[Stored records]

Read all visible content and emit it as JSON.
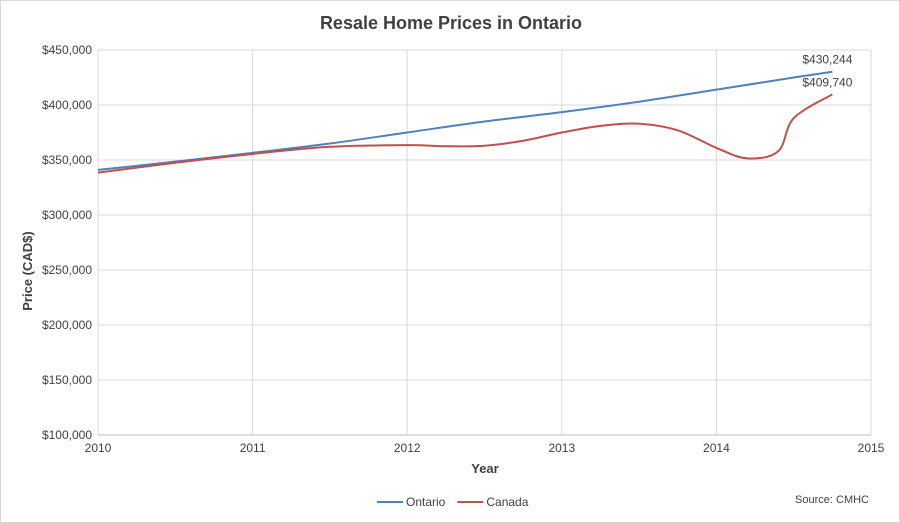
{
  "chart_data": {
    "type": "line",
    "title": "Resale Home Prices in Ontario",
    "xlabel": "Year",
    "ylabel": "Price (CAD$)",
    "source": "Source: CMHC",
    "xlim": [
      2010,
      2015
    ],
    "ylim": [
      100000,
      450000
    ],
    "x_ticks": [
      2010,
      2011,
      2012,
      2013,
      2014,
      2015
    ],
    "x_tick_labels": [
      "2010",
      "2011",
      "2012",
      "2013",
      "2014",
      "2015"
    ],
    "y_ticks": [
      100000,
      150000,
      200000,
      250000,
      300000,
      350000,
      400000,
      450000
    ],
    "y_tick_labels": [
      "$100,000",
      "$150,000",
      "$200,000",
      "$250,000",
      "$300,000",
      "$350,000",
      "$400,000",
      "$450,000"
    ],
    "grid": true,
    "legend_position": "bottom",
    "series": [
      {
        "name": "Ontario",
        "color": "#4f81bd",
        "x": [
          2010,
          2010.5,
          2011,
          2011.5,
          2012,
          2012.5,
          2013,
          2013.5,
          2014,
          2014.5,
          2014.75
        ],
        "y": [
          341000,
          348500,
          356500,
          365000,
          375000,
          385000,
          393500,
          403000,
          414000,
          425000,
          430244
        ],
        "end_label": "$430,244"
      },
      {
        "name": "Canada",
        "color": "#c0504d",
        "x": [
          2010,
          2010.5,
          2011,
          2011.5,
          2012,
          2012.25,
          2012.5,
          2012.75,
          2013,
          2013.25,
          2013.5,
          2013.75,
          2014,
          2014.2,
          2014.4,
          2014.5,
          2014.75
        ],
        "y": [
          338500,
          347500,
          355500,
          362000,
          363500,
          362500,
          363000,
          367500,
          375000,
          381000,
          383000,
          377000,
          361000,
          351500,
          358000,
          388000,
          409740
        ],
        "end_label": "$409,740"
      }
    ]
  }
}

==

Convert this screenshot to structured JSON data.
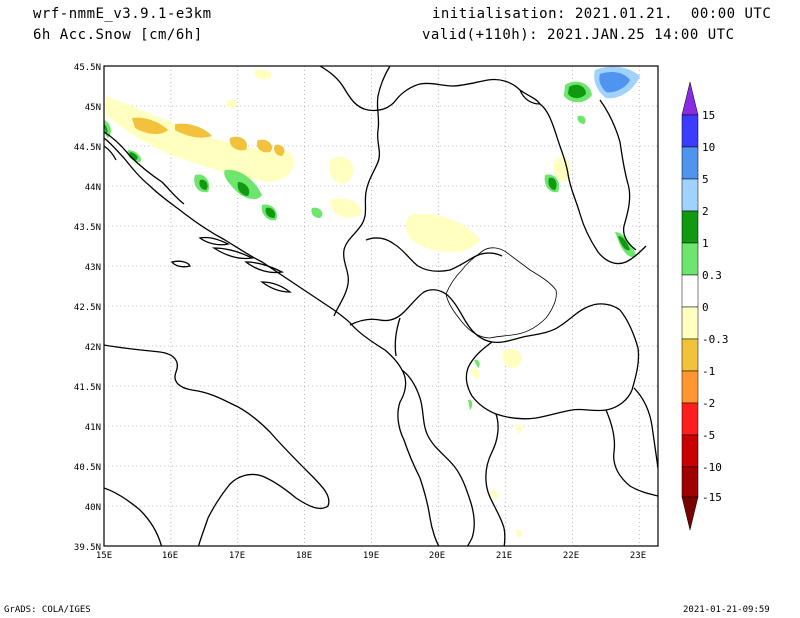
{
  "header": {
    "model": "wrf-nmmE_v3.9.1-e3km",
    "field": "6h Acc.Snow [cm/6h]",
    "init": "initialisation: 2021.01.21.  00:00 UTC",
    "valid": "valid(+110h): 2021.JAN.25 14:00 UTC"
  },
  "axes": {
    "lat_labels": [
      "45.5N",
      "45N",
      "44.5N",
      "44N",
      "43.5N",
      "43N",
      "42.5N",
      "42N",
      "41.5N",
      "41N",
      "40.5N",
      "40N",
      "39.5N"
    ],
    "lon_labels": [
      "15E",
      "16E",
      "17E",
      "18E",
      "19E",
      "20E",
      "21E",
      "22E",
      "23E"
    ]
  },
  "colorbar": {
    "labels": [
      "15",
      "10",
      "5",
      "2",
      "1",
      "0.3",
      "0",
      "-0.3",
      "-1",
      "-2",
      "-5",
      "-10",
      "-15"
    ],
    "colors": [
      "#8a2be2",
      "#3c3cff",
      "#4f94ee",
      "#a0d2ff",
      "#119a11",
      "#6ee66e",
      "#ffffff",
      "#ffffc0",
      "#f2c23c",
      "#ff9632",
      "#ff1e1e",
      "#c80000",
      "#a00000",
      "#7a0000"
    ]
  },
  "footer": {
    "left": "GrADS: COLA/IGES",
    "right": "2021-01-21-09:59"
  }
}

...

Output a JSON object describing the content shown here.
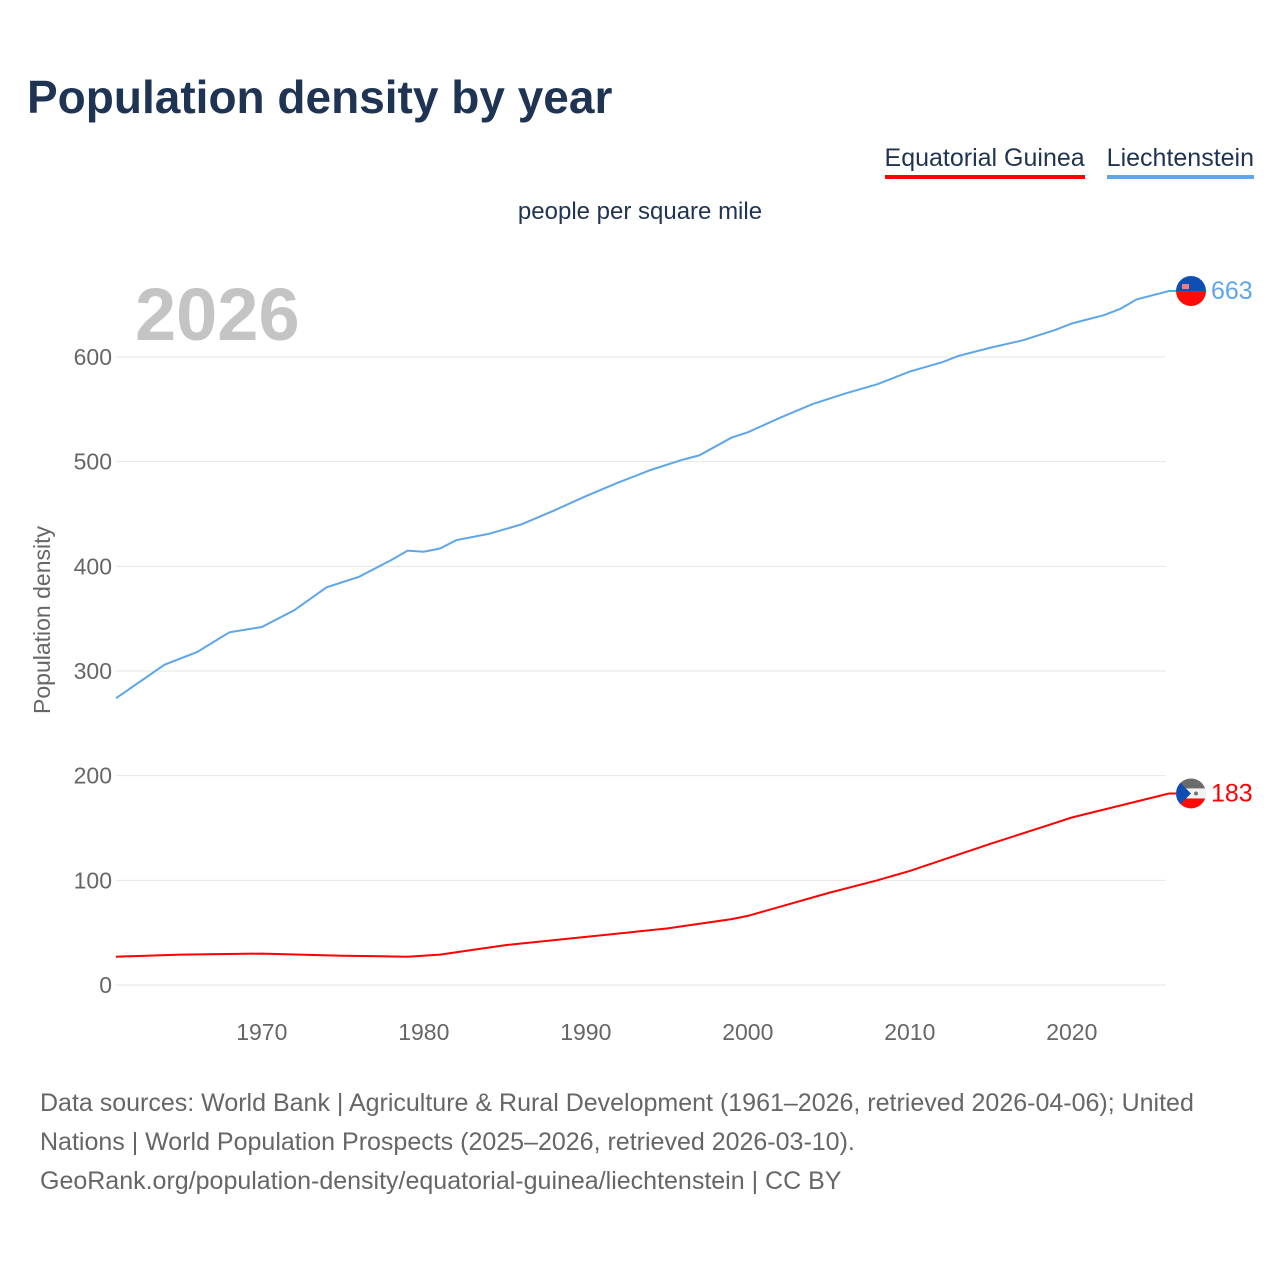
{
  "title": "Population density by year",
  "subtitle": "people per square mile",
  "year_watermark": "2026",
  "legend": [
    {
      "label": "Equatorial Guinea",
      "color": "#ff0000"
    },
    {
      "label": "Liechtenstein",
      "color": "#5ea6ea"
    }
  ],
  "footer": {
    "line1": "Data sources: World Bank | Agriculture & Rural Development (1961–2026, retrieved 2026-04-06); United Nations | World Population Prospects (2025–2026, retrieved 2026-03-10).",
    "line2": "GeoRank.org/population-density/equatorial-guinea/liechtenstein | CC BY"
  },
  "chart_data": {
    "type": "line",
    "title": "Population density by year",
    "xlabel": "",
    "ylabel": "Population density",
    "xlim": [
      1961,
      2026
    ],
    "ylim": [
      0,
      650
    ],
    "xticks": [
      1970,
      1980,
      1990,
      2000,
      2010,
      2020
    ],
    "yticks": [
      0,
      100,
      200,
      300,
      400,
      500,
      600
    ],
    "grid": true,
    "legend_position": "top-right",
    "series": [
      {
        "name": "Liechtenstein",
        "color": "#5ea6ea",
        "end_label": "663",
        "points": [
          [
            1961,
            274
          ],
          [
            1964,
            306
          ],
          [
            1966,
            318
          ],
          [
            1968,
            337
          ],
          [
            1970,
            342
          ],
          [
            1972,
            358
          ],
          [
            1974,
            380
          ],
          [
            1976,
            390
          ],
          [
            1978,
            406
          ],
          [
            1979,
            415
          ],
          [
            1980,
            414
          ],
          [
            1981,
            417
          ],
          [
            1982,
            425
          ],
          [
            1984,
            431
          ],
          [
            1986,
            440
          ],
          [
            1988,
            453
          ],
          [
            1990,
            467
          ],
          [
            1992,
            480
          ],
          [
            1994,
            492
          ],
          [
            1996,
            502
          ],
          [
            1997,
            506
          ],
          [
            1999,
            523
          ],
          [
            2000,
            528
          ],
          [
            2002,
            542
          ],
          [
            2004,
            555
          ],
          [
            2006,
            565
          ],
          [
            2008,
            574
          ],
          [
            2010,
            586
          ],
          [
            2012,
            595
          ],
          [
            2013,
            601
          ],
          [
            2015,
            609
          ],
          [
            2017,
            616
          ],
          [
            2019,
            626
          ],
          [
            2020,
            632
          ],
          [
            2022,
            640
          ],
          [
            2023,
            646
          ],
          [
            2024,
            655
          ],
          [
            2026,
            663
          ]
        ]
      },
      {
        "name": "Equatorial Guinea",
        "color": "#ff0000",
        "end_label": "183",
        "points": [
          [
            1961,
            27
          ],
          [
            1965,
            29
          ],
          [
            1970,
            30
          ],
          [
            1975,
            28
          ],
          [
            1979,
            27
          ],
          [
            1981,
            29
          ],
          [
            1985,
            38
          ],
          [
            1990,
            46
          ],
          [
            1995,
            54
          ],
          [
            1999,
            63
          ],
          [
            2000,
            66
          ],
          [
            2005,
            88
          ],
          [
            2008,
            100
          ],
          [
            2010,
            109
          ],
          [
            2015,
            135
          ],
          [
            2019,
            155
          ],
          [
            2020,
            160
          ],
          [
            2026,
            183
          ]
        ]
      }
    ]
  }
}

WHAT YOU HAVE TO DO>
Give the number of lines in the listing above that contain "content", and nothing else.

EXERCISE RESULT>
2